» **Short task**
Only a number is required: how many lines of the material contain the word "premiums"?

» **The data**

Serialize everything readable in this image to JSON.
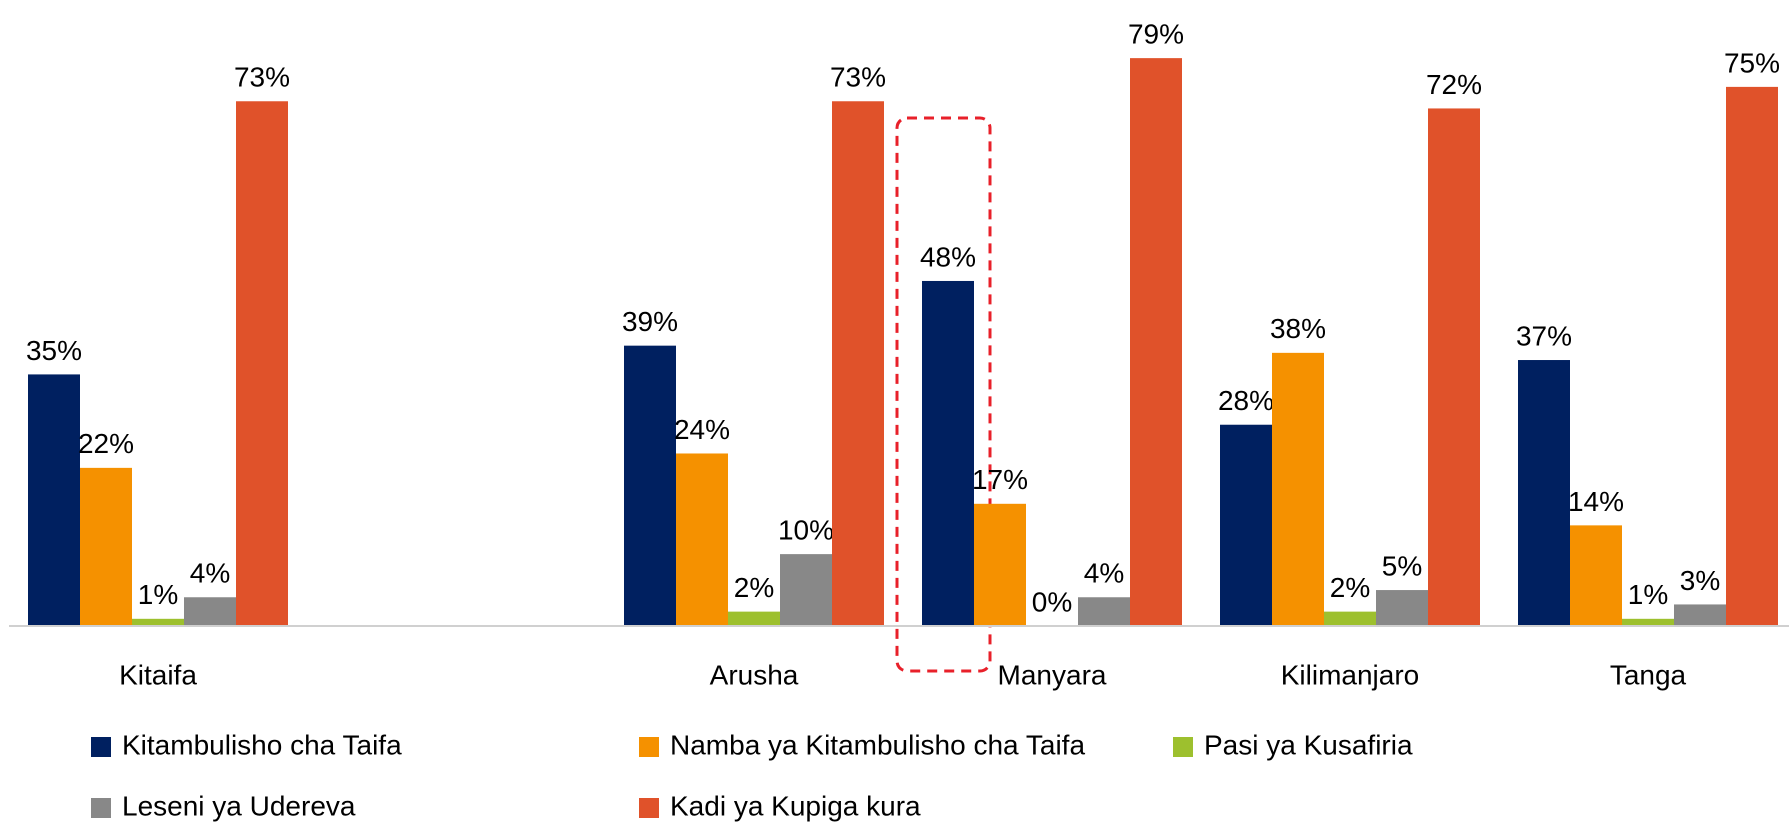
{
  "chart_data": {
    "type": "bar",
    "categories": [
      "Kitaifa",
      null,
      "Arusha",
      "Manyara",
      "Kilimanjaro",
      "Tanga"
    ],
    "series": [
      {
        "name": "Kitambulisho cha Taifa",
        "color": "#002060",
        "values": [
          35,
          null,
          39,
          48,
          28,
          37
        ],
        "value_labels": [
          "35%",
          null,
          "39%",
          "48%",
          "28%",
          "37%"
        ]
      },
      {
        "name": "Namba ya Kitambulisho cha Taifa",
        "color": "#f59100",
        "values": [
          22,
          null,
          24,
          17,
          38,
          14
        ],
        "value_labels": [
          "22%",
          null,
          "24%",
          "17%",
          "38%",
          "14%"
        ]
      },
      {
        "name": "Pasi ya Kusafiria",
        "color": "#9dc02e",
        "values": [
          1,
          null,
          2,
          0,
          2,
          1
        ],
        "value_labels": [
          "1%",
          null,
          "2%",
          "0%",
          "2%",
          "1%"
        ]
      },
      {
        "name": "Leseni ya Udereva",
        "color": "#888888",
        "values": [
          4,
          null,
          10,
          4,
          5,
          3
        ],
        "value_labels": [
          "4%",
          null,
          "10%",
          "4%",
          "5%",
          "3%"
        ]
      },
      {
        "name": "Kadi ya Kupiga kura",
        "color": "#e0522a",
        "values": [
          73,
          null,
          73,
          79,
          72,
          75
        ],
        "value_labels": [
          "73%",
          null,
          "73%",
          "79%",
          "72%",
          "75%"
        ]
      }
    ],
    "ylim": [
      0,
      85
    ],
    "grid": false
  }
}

...

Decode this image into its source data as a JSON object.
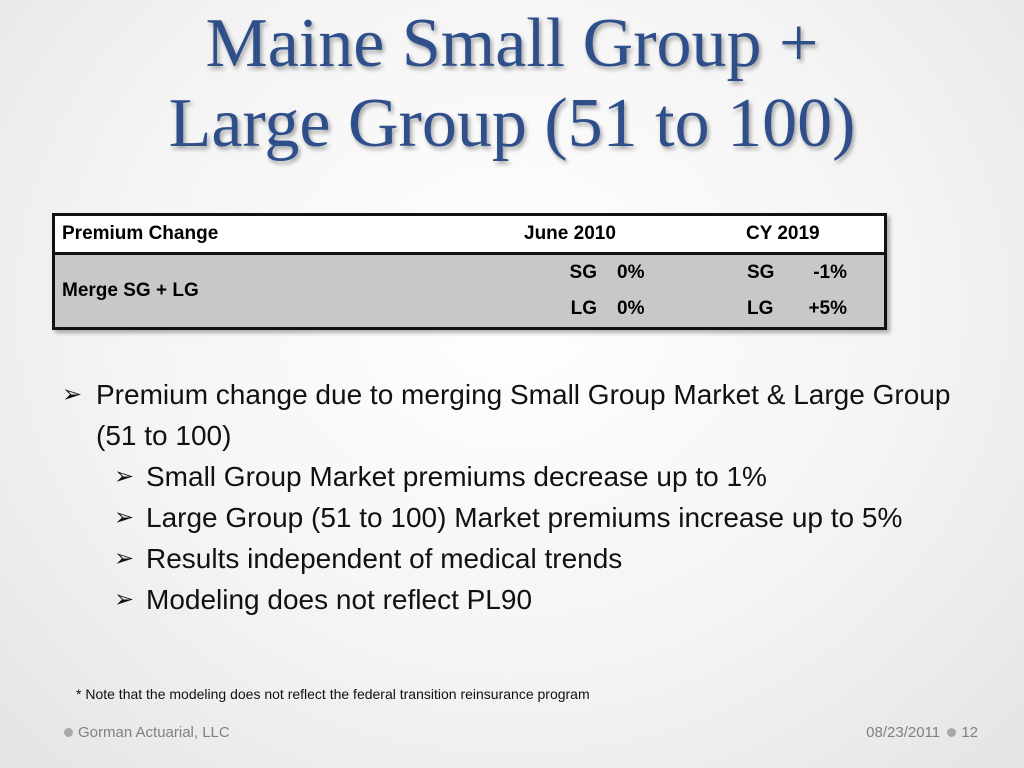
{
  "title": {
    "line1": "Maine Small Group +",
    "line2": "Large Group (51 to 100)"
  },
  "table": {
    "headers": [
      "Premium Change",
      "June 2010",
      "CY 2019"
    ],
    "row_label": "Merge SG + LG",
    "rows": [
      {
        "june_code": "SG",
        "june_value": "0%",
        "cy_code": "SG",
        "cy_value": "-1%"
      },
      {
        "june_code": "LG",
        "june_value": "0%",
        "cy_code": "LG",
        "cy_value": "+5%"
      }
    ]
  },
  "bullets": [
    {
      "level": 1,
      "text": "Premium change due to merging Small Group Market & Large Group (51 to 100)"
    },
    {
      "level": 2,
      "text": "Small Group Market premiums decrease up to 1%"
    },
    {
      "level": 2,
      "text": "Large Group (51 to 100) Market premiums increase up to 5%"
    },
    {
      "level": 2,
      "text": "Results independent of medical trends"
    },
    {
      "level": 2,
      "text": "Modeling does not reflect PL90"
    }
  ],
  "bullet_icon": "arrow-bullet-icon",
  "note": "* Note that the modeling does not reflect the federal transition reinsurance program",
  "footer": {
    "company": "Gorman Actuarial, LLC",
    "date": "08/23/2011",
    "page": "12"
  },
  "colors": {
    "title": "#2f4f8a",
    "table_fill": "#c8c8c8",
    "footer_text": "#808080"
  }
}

» **The output**
2